§ Required work: In the entries below, find the lines with the word "been" and copy them.

§ Input for this task:

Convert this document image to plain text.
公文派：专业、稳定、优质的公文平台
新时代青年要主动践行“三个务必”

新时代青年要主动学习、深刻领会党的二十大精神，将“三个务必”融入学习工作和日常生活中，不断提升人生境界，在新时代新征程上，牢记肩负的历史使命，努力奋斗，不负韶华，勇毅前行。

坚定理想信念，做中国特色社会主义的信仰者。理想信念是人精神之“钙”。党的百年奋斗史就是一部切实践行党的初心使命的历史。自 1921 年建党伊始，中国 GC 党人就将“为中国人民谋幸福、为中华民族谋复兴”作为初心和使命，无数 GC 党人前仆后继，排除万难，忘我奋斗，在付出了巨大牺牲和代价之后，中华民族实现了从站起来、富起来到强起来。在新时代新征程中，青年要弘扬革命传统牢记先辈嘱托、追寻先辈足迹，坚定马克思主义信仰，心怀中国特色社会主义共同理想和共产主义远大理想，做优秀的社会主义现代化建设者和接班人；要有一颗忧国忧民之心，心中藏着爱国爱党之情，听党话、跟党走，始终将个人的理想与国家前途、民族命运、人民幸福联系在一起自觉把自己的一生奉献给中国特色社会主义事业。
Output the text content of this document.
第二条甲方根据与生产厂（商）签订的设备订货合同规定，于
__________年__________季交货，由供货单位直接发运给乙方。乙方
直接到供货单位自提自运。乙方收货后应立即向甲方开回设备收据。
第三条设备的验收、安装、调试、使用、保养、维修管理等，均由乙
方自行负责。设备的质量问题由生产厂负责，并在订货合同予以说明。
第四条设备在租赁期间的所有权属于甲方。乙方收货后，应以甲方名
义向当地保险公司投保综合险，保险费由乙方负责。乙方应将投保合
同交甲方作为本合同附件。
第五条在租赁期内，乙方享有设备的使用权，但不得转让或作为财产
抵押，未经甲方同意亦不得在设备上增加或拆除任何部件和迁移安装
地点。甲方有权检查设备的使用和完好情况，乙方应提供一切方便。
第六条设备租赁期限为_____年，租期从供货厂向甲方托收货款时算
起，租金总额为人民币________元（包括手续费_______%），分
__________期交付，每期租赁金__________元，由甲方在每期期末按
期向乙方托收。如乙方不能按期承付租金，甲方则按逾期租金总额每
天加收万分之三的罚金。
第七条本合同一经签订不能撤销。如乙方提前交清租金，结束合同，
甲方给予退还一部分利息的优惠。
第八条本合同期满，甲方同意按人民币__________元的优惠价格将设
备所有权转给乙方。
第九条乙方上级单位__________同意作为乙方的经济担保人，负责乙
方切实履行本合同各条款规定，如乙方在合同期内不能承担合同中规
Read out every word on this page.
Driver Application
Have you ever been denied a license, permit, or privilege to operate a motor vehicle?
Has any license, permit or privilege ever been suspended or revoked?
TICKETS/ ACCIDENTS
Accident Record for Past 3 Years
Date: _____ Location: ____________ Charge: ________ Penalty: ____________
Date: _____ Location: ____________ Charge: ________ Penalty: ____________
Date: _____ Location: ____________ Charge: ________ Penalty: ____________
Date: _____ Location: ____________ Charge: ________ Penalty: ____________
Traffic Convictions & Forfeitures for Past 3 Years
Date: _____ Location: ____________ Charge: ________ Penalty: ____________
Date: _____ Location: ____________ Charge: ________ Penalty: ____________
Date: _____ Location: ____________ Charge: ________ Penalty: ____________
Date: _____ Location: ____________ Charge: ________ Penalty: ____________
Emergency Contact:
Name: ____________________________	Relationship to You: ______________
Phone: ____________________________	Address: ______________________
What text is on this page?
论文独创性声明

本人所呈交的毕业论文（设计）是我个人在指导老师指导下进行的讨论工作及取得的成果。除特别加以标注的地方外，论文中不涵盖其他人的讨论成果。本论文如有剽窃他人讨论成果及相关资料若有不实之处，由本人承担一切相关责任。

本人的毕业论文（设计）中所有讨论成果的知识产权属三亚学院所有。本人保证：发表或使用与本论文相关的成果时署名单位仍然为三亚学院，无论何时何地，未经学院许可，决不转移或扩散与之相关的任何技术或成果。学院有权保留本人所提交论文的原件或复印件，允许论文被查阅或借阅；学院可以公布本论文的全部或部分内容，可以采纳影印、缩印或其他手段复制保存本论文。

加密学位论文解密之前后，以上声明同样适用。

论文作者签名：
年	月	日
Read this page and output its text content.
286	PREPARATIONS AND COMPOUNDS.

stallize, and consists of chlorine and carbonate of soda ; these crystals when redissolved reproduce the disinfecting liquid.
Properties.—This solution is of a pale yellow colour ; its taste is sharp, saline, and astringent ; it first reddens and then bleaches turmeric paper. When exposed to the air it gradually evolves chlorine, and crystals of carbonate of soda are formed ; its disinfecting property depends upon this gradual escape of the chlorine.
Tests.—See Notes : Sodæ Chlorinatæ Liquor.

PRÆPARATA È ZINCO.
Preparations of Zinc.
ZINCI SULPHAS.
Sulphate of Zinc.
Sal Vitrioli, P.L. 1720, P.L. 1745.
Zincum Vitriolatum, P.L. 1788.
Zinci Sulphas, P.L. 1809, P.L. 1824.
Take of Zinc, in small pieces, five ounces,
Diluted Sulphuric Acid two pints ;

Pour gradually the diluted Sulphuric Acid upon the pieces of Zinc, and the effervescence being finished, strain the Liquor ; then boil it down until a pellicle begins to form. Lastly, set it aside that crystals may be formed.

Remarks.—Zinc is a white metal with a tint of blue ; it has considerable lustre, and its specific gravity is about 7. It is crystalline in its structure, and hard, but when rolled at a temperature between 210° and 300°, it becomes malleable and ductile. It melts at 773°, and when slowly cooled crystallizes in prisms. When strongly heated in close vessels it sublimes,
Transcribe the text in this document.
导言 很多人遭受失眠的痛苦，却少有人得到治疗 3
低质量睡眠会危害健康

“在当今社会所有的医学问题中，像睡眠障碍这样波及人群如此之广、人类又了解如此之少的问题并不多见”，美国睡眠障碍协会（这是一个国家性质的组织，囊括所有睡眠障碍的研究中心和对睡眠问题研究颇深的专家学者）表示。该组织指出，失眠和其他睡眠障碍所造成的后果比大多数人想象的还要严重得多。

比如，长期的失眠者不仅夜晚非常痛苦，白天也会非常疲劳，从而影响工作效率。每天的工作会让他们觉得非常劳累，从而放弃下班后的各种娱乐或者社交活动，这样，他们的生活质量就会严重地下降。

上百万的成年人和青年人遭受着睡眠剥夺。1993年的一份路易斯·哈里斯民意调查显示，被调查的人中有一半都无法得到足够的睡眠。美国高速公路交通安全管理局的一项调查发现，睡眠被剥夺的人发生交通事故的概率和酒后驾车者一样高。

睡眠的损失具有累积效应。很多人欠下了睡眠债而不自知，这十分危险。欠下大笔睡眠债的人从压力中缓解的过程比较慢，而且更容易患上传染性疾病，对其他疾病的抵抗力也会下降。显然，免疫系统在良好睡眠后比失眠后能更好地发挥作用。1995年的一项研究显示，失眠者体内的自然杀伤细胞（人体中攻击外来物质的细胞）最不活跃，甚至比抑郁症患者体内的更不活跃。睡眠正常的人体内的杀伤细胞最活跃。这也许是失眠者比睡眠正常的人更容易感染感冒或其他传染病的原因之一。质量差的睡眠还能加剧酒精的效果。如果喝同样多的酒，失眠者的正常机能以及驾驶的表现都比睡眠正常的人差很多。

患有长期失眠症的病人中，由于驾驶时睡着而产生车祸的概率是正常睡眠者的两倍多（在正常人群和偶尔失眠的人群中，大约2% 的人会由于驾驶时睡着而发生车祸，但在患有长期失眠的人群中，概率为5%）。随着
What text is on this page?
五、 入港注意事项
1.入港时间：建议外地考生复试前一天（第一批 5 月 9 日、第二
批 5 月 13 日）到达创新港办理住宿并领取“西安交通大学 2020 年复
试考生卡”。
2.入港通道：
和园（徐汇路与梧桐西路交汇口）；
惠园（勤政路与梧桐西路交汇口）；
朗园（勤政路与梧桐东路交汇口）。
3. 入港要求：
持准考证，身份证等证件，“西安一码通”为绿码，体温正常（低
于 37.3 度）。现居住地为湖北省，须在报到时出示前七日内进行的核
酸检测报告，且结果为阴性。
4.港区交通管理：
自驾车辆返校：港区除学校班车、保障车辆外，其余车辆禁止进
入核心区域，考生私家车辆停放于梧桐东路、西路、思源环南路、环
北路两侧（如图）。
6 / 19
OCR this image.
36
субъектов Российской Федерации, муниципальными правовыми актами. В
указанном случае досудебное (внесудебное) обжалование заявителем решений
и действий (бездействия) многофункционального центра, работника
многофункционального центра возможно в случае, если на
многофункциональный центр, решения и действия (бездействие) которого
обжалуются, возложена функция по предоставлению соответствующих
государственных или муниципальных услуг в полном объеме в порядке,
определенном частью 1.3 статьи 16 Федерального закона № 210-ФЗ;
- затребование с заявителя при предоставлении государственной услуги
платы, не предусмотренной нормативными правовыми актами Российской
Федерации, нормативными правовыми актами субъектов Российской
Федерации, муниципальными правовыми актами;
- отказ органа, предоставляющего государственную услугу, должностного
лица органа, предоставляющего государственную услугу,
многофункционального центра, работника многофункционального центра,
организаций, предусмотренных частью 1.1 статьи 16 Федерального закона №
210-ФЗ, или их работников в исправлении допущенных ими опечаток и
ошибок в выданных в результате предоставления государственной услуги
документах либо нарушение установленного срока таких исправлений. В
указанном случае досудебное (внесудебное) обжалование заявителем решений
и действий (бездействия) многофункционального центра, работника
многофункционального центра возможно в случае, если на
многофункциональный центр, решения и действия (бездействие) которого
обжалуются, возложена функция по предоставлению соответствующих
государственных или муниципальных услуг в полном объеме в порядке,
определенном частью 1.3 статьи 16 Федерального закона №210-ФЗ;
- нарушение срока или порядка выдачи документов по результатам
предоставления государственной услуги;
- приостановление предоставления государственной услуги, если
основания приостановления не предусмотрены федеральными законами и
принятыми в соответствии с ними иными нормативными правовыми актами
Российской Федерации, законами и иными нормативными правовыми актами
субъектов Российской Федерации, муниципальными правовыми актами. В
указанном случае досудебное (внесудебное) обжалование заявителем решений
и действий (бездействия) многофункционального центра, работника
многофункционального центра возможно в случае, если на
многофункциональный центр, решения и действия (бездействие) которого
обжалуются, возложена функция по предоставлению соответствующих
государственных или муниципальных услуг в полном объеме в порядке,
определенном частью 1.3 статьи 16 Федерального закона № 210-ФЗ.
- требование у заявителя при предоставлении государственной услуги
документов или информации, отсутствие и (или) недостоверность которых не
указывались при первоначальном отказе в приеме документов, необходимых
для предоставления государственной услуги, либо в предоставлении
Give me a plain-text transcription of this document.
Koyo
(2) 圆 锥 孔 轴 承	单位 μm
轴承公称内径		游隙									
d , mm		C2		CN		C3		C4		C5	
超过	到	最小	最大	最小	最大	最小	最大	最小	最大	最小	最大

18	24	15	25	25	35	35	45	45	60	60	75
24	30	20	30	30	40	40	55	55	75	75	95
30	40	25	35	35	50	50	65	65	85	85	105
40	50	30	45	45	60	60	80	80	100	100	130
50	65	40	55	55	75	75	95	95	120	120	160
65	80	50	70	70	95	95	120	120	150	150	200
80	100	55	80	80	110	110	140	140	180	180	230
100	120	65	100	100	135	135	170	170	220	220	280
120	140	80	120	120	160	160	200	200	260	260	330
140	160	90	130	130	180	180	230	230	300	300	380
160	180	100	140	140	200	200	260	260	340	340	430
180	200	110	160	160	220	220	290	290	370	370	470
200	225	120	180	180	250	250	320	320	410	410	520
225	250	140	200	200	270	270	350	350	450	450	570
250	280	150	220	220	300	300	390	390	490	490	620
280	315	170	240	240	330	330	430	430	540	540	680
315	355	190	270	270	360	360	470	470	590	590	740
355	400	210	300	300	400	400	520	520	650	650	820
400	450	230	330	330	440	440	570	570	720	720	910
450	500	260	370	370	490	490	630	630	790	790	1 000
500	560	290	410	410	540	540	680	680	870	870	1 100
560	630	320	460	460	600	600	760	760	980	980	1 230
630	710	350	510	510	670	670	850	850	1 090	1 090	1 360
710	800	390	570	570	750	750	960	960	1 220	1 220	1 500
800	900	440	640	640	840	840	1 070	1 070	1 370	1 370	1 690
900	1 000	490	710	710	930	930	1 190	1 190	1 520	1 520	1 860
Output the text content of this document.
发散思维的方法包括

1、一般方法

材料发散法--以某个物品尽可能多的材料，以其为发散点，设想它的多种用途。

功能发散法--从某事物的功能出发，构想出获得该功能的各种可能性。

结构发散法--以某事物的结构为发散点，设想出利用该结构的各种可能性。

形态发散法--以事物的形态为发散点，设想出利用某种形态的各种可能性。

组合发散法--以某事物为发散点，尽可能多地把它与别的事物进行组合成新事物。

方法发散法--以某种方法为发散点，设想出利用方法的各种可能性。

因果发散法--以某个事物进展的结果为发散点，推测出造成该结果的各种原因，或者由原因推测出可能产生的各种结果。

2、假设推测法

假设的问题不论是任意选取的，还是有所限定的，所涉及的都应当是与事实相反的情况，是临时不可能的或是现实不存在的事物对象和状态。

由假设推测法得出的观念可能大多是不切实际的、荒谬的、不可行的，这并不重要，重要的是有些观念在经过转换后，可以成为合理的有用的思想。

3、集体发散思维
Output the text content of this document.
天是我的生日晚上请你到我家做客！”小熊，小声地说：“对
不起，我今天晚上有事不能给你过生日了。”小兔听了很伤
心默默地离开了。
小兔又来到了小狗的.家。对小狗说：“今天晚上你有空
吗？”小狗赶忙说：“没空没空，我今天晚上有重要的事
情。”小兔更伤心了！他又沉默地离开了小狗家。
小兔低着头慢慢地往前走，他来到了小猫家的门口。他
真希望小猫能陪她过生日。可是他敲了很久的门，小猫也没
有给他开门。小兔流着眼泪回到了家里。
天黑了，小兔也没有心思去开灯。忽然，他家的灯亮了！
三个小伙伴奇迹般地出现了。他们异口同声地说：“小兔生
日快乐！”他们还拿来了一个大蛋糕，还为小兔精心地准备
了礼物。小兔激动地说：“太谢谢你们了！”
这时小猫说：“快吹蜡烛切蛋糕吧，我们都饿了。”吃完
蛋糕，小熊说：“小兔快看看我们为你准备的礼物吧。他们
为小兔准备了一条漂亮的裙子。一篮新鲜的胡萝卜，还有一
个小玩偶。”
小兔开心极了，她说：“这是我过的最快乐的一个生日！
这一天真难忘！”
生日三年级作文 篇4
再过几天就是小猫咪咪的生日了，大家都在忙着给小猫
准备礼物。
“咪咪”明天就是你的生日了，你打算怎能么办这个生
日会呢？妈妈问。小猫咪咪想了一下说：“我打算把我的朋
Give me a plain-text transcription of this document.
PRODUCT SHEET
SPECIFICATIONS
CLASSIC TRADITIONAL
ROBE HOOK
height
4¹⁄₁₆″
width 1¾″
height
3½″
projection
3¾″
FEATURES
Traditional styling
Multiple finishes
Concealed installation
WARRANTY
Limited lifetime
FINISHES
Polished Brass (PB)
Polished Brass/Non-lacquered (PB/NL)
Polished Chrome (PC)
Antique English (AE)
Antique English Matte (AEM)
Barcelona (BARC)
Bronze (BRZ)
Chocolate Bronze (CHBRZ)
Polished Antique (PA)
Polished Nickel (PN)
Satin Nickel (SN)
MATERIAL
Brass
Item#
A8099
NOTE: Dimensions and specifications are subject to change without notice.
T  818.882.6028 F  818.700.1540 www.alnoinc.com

§ Response to this task:
Have you ever been denied a license, permit, or privilege to operate a motor vehicle?
Has any license, permit or privilege ever been suspended or revoked?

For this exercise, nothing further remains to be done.